**GIVEN EXERCISE**
Read the lines that follow and pick out every one containing the word "JSON".

**STORED DATA**
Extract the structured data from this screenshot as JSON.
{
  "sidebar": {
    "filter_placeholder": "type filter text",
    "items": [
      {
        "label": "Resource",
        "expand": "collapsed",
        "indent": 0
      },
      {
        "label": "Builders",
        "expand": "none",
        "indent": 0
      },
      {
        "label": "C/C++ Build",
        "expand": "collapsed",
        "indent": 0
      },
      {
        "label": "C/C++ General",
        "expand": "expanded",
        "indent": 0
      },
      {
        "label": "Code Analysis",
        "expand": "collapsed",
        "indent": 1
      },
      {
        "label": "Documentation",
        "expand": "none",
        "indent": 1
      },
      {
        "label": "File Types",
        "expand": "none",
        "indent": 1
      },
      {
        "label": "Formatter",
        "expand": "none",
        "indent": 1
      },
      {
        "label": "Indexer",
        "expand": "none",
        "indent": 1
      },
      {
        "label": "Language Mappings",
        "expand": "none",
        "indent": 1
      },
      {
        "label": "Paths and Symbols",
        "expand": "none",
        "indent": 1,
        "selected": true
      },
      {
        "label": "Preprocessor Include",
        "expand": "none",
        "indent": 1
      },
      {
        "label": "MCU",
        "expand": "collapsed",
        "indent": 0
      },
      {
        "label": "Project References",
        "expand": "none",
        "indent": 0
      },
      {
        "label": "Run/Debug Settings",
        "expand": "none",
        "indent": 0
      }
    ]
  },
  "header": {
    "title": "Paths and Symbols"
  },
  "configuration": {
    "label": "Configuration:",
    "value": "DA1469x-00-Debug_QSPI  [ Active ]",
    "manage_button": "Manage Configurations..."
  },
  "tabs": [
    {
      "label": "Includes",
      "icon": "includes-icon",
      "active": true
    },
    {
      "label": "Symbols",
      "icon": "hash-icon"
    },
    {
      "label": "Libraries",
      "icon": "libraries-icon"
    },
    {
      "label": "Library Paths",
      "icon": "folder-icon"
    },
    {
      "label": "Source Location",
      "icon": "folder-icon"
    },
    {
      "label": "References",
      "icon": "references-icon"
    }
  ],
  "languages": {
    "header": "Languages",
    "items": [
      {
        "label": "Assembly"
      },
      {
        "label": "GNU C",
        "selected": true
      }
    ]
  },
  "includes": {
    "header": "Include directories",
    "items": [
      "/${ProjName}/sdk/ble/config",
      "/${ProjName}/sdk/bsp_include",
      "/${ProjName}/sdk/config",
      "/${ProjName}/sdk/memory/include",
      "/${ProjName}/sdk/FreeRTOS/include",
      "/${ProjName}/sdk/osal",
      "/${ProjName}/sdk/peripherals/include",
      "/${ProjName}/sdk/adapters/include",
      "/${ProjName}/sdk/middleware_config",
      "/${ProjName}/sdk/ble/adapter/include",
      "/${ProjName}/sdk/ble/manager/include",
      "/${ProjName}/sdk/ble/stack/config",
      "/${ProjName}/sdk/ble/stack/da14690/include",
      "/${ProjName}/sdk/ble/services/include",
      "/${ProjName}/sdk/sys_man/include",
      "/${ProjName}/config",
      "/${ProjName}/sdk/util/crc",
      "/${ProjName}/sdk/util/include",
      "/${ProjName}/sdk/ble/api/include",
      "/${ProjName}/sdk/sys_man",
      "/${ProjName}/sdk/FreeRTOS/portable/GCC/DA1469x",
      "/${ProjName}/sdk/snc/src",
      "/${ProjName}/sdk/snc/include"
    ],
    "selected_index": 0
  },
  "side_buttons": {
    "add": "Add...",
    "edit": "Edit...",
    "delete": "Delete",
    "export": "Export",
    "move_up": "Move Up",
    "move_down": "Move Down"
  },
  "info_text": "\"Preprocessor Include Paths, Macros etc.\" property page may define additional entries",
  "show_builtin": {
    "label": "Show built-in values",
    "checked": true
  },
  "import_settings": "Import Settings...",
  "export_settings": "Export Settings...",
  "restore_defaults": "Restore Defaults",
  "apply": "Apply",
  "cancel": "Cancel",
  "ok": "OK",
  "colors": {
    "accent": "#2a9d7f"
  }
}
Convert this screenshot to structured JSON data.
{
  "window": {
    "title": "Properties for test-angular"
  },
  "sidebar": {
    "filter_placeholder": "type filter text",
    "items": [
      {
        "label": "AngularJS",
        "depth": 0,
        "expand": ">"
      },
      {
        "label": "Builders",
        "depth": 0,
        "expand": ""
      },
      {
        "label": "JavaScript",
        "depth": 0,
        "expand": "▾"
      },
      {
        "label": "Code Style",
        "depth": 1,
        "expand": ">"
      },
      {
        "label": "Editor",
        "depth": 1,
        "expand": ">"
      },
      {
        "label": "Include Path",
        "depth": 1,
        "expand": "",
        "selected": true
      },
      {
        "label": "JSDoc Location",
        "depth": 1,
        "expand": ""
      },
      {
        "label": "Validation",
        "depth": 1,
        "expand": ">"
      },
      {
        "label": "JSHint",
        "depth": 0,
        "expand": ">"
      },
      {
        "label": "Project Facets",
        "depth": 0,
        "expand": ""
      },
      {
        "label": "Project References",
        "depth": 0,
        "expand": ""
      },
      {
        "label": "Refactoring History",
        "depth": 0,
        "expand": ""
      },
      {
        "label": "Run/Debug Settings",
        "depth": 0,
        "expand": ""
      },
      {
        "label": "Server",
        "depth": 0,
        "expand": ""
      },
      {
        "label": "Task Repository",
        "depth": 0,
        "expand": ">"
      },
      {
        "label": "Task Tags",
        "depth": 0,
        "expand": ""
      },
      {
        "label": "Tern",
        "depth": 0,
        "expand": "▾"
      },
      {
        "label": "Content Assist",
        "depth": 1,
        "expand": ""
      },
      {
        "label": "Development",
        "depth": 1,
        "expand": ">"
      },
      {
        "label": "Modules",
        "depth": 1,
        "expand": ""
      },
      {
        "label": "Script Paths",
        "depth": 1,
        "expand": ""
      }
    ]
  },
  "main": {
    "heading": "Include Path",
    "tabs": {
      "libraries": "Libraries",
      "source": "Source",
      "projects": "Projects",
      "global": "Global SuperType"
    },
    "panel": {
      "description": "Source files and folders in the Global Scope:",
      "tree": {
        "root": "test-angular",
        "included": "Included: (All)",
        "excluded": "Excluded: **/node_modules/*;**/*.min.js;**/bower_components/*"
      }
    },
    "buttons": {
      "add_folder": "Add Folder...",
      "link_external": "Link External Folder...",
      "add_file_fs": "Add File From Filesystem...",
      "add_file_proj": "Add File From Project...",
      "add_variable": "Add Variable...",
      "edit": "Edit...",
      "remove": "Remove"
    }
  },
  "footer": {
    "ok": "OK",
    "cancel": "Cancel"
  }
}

**FINAL RESULT**
Extract the structured data from this screenshot as JSON.
Convert this screenshot to structured JSON data.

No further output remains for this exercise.